- **Given exercise**:
Copy every line of the records below where the word "二级小麦" occurs.

• • •

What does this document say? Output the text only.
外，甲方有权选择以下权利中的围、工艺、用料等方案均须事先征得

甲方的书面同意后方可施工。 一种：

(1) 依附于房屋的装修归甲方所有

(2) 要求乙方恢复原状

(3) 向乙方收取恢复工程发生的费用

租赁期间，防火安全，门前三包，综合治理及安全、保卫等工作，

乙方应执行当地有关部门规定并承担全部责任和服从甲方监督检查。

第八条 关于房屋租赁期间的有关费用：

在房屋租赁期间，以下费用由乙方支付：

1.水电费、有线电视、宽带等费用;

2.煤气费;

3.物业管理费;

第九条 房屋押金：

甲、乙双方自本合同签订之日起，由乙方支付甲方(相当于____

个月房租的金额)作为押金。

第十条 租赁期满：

• • •

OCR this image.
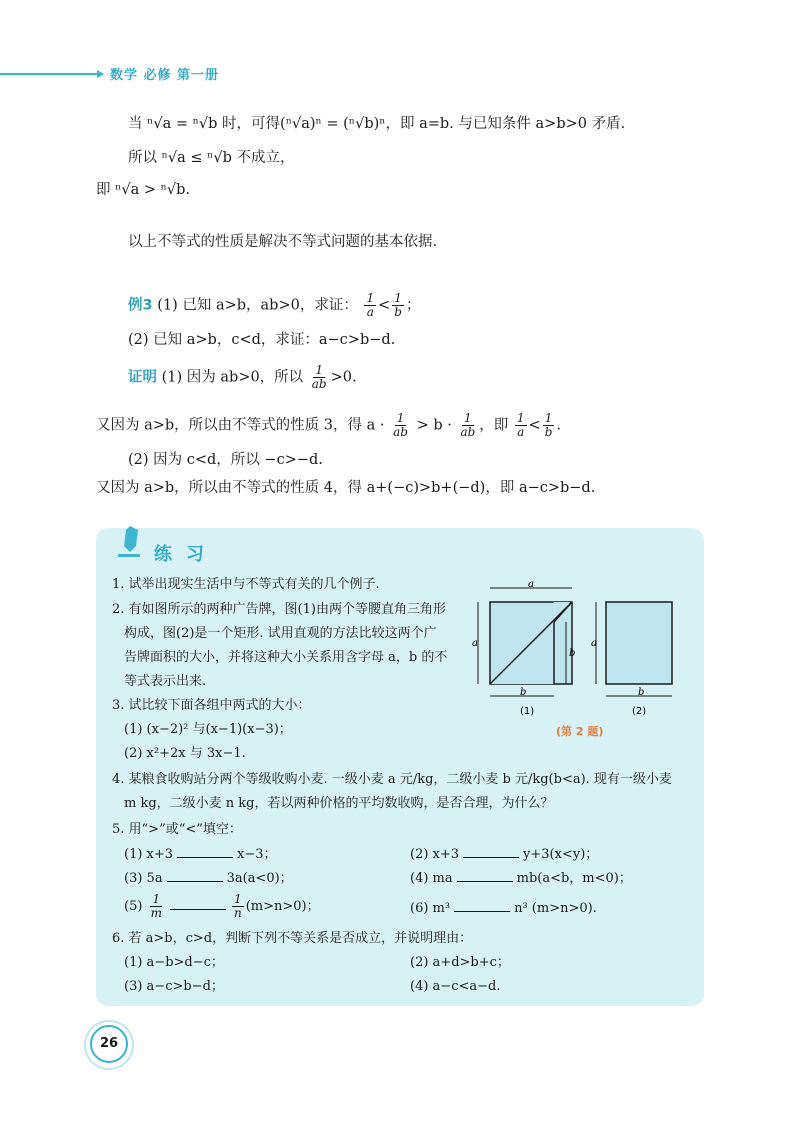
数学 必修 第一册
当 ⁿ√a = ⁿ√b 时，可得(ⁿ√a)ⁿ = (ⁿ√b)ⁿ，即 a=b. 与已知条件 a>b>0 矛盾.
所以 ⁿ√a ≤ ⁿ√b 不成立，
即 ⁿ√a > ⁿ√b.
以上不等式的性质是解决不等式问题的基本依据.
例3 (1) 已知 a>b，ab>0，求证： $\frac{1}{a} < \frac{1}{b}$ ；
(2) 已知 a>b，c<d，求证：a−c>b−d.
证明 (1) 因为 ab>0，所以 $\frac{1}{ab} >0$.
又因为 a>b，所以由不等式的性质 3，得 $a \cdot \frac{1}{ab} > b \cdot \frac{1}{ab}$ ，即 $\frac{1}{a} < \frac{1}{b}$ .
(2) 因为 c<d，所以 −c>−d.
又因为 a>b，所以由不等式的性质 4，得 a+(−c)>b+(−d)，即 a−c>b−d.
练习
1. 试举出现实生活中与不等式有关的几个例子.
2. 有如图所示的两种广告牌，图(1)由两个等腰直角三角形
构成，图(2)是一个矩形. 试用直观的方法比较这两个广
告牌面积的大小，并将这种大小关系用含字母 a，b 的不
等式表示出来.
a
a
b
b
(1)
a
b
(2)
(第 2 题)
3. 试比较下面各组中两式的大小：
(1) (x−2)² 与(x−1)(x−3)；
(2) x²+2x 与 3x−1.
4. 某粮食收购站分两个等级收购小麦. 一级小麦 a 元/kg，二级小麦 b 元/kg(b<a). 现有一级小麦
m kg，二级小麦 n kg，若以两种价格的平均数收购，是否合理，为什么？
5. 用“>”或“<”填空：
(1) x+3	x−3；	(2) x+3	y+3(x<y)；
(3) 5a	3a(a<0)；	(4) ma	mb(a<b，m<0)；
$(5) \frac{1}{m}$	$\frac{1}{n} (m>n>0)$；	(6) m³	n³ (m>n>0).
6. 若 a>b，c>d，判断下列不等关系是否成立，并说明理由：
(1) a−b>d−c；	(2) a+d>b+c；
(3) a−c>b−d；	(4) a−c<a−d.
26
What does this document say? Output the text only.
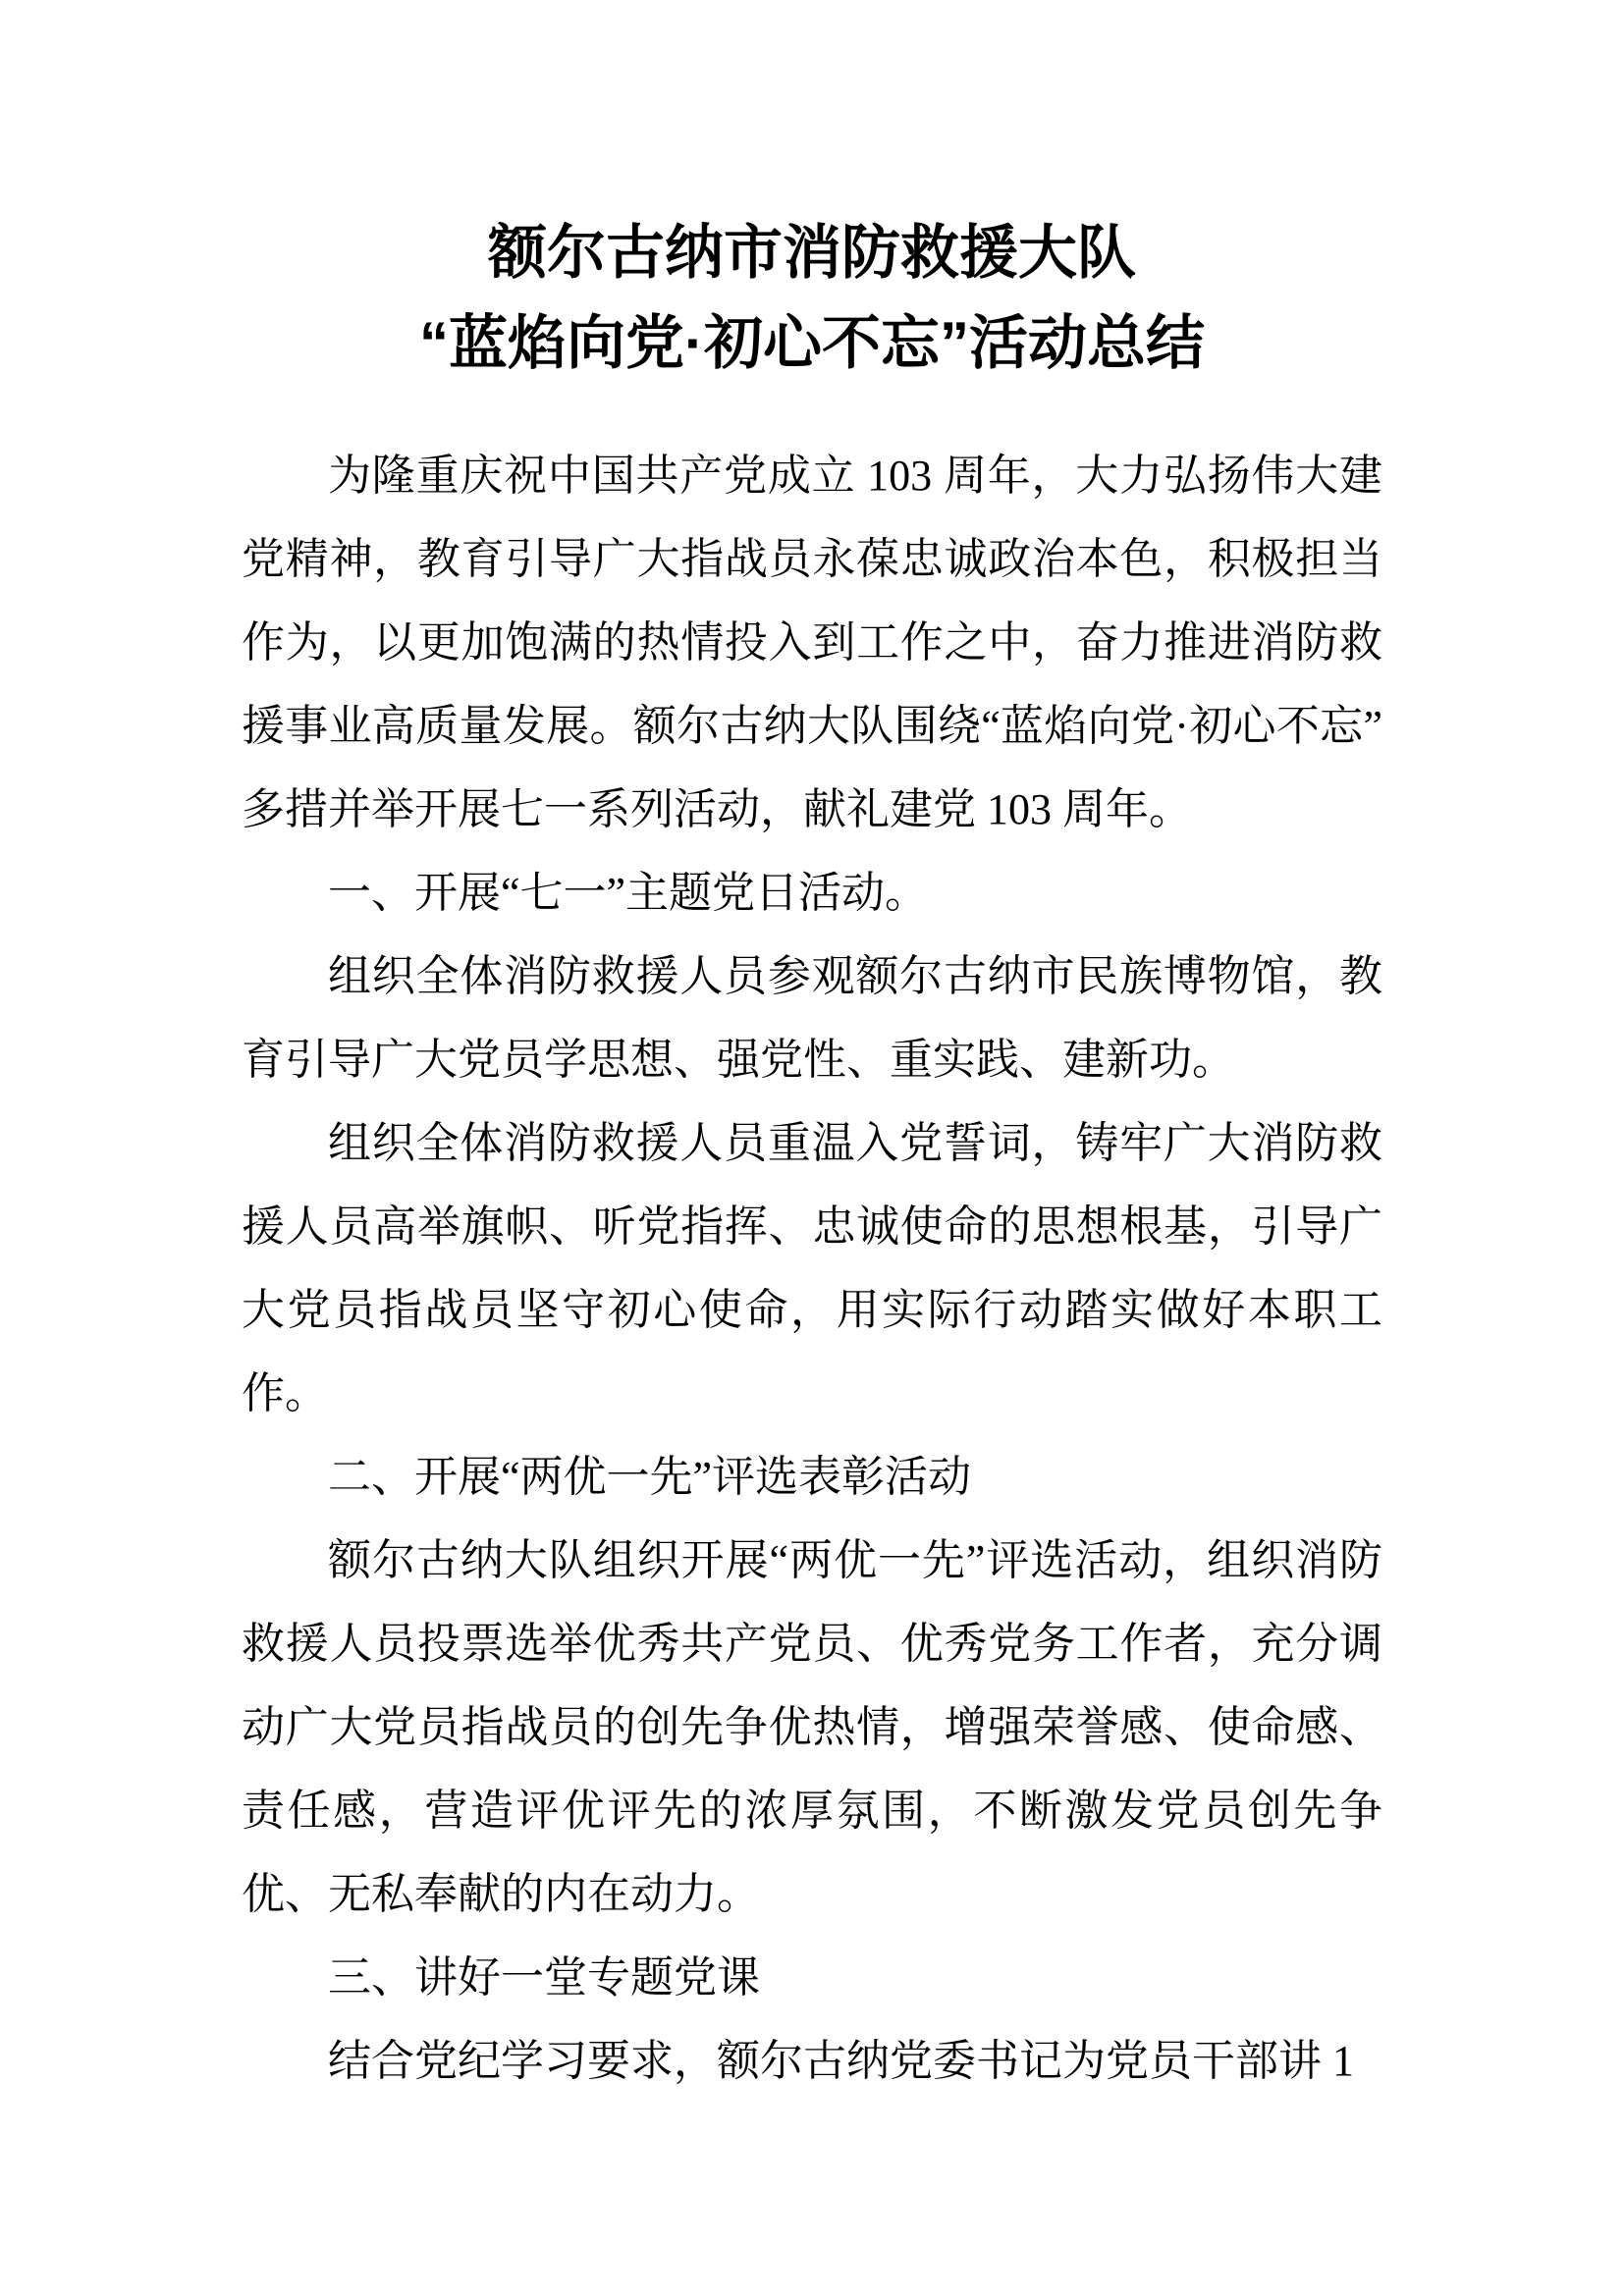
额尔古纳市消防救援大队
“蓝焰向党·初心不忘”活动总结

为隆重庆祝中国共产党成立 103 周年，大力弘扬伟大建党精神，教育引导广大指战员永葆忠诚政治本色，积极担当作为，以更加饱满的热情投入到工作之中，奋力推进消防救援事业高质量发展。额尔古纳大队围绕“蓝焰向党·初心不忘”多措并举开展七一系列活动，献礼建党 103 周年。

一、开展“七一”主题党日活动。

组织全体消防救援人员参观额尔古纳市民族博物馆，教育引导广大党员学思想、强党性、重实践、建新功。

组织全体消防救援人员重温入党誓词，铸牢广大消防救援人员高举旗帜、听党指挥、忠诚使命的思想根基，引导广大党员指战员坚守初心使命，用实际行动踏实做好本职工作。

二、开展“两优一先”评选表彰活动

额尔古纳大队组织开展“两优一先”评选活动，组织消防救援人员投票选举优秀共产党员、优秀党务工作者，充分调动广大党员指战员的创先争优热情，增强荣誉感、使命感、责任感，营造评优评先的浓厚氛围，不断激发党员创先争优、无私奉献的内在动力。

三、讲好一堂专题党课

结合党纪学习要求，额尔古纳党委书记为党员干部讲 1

• • •

- **Solution to this exercise**:
4. 某粮食收购站分两个等级收购小麦. 一级小麦 a 元/kg，二级小麦 b 元/kg(b<a). 现有一级小麦
m kg，二级小麦 n kg，若以两种价格的平均数收购，是否合理，为什么？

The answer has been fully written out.